Prompt: Compile every line that includes the word "маркеры".

---------- Record list ----------

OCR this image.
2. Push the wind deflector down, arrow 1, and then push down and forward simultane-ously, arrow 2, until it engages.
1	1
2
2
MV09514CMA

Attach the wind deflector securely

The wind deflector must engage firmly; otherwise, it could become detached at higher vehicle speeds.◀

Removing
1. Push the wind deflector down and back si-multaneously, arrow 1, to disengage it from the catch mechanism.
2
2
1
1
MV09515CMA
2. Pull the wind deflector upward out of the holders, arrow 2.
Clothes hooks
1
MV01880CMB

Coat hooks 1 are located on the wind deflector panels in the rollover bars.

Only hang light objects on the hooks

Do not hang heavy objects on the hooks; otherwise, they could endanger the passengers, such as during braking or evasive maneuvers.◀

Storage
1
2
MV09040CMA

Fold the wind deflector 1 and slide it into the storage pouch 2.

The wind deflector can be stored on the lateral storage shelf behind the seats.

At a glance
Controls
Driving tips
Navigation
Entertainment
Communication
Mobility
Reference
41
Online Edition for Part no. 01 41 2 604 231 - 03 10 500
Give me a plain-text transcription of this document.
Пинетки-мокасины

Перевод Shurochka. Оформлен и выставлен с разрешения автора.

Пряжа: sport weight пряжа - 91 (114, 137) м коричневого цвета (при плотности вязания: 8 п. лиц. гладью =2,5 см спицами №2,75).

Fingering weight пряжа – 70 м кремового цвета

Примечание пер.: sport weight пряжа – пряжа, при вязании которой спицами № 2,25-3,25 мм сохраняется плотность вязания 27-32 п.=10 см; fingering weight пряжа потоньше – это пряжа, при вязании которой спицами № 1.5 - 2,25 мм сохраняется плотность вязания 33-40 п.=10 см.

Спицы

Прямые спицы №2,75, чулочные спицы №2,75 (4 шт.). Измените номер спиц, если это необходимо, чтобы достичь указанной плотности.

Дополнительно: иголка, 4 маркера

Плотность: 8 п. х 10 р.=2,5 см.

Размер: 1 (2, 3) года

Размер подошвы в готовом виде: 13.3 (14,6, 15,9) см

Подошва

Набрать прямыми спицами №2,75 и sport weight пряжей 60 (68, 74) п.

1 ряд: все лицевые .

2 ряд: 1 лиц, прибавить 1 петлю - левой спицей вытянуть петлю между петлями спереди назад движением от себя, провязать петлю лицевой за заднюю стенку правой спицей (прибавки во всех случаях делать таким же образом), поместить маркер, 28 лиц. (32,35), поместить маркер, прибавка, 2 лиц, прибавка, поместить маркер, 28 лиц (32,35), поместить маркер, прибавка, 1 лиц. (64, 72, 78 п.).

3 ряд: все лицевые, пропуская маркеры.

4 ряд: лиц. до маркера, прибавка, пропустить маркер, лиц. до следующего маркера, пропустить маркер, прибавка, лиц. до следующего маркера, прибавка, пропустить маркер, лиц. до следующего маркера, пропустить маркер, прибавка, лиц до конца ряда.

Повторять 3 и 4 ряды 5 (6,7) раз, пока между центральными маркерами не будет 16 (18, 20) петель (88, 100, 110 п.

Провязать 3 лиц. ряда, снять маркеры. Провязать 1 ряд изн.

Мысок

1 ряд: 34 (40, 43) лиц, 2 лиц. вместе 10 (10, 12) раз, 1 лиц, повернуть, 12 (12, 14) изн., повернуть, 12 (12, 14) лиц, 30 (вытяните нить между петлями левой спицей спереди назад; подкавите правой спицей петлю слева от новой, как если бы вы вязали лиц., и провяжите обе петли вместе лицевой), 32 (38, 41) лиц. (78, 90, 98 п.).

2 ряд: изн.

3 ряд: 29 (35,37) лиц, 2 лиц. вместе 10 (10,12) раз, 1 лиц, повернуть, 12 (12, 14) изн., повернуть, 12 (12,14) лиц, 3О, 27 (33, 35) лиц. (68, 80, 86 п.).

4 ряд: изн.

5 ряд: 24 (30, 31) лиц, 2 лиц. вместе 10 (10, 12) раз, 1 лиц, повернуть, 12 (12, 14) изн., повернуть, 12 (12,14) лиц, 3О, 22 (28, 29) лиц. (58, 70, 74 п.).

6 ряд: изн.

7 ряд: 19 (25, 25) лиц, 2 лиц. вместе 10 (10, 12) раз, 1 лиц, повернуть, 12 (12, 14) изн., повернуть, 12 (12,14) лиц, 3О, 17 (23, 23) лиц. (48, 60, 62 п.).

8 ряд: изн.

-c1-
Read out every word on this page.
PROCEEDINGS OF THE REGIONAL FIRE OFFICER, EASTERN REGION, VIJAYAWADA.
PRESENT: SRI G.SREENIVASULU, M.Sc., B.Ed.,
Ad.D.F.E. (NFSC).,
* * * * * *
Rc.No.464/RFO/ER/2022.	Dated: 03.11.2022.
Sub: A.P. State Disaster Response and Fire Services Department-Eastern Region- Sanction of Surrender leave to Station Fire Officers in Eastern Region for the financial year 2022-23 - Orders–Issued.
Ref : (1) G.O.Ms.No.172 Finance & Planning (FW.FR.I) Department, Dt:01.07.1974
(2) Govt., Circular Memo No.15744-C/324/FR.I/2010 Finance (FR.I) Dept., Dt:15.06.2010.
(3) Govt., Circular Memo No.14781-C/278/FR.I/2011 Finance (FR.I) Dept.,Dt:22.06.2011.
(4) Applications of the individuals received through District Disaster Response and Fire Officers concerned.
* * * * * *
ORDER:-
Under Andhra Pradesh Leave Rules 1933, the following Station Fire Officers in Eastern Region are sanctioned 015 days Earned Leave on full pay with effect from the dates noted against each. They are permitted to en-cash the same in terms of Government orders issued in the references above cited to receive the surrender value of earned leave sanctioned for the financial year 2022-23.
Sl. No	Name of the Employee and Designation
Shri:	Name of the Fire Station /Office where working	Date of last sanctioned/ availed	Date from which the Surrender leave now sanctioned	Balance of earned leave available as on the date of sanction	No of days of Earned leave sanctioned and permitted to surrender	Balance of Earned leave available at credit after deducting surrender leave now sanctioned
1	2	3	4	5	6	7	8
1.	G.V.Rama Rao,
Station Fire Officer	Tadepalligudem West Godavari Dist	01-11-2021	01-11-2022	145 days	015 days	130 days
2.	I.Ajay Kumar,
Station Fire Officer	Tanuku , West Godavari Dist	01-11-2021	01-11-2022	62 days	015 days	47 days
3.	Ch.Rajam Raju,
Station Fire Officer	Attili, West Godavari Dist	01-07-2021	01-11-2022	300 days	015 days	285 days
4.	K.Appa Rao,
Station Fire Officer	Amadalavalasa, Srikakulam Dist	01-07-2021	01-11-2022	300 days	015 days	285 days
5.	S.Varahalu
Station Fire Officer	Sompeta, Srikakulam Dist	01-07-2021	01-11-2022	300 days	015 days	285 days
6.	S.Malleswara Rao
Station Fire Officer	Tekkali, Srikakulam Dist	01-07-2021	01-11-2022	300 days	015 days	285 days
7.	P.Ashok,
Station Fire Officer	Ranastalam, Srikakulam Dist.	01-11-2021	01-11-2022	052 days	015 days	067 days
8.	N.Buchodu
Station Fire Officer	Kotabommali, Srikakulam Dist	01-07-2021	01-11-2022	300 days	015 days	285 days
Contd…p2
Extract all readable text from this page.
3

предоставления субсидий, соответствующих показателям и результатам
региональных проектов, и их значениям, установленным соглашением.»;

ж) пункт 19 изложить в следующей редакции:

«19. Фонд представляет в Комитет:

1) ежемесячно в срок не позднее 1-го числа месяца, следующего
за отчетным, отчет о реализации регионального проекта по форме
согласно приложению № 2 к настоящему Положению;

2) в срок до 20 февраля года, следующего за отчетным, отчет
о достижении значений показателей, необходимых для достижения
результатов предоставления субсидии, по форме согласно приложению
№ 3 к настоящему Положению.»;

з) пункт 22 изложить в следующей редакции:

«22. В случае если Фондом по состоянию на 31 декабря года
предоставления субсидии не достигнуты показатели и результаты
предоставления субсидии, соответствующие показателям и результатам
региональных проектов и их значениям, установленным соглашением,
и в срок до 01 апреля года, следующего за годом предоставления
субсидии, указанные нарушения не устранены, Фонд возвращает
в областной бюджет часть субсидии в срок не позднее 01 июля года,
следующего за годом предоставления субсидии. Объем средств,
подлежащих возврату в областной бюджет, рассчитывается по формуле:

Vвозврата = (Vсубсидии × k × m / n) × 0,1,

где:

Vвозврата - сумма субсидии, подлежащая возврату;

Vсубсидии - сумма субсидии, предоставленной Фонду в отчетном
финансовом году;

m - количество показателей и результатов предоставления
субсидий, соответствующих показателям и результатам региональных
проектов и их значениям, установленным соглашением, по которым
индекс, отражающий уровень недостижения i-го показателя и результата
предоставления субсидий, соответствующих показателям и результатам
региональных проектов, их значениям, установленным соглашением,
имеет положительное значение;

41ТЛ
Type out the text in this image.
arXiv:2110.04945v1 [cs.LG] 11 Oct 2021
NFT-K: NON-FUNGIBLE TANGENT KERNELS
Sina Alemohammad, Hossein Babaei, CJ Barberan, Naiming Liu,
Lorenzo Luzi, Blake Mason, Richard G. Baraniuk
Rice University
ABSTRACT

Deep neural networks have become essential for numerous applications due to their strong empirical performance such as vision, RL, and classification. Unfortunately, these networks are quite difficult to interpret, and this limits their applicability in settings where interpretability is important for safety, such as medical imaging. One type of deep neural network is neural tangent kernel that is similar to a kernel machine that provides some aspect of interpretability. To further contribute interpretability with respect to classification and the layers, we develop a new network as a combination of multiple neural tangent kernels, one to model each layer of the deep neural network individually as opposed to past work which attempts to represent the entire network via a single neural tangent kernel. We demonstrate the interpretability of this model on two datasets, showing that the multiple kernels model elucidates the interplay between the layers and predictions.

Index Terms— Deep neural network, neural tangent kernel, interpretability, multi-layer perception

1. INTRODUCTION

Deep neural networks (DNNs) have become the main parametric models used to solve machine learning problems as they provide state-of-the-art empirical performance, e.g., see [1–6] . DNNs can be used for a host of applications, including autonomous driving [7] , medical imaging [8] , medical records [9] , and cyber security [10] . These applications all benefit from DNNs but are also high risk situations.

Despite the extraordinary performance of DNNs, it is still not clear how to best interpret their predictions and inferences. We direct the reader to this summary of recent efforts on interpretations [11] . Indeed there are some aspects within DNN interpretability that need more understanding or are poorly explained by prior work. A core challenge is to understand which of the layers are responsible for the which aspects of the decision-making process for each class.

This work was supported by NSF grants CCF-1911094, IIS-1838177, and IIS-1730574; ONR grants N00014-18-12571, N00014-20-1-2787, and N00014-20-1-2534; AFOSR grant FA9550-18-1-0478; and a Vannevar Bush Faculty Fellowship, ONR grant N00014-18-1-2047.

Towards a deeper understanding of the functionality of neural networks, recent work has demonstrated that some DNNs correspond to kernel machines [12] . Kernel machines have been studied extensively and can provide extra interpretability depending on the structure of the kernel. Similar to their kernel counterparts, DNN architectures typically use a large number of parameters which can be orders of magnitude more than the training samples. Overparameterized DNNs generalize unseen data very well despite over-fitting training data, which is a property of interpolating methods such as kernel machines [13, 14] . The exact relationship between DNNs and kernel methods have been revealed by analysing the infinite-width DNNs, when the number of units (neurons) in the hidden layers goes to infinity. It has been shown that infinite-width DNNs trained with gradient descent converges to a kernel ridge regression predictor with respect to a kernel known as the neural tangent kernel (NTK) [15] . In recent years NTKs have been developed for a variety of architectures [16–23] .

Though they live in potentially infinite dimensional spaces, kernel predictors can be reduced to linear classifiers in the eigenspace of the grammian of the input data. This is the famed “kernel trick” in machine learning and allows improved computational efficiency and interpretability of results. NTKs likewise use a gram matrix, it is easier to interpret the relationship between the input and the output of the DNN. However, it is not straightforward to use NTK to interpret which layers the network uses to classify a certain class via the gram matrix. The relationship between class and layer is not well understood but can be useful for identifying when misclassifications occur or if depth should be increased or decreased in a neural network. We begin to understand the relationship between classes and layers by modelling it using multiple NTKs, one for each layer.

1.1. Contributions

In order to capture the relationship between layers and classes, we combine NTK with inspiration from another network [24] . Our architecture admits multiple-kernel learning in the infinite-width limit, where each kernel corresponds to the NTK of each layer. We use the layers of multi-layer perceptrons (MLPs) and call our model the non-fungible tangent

----------

Response to this exercise:
3 ряд: все лицевые, пропуская маркеры.
Провязать 3 лиц. ряда, снять маркеры. Провязать 1 ряд изн.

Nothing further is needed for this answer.